═══ DATASET EXTRACT
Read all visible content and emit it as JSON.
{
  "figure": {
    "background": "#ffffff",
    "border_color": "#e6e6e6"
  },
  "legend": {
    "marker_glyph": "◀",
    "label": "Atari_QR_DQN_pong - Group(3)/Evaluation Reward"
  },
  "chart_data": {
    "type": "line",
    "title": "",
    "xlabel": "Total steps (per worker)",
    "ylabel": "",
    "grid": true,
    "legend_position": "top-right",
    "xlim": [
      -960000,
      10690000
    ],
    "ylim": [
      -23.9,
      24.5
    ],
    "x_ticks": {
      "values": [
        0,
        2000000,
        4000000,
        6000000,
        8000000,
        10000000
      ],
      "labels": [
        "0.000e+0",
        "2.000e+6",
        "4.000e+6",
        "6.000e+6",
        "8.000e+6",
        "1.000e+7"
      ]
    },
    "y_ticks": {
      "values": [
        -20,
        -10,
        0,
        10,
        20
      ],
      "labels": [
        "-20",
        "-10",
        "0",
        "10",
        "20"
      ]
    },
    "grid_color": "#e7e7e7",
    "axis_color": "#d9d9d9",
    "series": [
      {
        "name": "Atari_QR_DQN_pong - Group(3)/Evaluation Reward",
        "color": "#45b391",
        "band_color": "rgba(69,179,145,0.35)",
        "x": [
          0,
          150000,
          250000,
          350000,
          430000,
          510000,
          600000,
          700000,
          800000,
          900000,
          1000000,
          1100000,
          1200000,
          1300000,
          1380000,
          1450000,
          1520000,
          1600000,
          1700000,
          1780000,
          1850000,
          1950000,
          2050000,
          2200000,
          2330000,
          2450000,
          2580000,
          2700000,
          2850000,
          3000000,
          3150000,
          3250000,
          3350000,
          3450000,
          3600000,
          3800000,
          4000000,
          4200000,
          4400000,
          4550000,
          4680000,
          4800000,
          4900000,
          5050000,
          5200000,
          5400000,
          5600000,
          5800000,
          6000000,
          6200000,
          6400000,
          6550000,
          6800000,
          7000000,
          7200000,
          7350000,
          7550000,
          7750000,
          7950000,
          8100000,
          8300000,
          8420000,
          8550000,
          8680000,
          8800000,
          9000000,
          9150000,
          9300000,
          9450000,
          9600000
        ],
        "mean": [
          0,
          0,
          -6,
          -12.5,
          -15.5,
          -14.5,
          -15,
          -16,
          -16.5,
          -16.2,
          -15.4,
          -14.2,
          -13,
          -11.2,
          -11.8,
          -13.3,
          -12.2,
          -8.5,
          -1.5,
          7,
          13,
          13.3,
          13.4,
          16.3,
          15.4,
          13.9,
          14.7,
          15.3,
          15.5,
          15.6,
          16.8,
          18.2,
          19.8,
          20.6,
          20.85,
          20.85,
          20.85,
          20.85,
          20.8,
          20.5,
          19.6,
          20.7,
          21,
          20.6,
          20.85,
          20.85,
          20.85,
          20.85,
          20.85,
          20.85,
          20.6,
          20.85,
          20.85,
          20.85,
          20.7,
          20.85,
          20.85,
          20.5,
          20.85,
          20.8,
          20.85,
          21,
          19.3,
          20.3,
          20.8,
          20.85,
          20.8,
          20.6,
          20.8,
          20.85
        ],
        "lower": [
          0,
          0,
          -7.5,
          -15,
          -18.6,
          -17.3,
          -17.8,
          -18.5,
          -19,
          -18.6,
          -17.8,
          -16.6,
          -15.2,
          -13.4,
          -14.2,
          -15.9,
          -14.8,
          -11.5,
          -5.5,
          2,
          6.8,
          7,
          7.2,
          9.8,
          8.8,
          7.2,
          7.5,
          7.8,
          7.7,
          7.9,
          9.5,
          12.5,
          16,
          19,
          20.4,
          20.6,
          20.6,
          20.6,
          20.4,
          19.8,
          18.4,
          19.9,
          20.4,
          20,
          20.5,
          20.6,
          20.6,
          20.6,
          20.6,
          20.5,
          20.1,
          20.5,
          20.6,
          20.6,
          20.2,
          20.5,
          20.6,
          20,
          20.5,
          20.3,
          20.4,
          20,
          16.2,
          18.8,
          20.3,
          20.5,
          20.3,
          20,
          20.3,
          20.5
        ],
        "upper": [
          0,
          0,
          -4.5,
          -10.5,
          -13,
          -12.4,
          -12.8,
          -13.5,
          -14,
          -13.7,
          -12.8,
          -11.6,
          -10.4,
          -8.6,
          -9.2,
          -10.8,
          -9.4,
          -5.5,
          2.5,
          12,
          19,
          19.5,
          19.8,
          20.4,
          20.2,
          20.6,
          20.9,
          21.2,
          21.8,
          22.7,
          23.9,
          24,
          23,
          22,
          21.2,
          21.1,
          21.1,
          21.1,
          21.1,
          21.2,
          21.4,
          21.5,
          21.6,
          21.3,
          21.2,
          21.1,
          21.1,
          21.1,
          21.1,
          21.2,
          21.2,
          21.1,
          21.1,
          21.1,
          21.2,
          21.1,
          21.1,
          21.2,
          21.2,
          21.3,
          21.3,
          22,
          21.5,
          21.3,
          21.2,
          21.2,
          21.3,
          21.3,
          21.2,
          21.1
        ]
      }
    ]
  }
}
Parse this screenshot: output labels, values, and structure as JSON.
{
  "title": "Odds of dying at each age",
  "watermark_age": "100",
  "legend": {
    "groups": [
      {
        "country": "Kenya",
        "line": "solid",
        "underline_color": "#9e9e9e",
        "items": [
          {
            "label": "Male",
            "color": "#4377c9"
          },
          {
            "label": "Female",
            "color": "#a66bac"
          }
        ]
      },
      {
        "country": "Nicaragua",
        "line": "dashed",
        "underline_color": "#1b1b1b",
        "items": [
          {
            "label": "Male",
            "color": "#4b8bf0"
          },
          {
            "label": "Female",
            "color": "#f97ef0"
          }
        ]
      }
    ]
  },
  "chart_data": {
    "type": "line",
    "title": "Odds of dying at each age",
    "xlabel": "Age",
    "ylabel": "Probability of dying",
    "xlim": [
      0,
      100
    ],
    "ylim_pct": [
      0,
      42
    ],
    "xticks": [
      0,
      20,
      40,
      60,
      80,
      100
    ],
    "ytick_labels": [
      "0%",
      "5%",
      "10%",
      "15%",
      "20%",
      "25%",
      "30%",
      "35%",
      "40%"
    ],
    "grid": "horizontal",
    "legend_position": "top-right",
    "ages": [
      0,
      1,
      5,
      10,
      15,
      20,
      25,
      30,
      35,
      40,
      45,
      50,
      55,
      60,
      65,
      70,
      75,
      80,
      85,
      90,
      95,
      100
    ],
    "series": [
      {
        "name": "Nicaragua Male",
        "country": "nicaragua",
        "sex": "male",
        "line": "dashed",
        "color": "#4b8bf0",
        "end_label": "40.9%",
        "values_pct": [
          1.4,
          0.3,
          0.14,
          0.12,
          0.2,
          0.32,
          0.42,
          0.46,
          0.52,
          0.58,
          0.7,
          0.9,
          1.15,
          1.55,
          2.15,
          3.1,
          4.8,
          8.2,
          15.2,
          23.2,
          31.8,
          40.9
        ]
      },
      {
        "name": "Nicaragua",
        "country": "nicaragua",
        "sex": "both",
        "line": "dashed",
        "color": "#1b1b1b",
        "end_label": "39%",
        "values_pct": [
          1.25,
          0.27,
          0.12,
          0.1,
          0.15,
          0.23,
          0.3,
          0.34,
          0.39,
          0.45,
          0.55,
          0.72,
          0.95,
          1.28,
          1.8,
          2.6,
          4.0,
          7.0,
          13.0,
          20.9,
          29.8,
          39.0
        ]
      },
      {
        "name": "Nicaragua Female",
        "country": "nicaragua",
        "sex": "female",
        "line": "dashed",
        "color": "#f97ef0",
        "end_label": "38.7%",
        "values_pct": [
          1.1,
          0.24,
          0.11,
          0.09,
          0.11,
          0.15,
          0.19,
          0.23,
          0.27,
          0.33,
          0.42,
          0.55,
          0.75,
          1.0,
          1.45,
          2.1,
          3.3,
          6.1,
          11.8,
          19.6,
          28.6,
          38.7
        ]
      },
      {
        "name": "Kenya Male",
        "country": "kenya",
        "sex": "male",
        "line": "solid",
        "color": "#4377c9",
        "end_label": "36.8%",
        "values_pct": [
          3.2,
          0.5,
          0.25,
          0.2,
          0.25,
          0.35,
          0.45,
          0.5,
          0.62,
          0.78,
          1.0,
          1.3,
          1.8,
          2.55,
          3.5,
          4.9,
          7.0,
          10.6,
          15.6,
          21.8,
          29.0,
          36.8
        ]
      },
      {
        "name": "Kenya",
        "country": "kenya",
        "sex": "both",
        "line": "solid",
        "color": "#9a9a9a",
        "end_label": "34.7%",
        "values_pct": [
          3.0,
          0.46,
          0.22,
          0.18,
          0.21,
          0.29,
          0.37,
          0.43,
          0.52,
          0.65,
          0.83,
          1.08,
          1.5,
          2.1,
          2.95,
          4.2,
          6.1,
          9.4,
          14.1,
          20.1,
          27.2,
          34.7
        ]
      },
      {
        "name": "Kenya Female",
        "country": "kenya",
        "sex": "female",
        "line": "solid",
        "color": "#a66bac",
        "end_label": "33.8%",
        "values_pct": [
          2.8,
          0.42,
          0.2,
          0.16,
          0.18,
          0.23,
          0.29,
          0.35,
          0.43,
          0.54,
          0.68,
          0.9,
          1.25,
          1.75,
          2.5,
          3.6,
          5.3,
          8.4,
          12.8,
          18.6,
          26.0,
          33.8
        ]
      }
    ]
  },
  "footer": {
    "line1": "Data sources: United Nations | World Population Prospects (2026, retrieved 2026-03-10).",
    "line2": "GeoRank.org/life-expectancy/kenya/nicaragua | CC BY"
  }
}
══════
• [DIRECTIONS FOR THIS TASK]: Only a number is needed: how many lines of the material above contain "Reward"?

• [COMPLETED TASK]: 2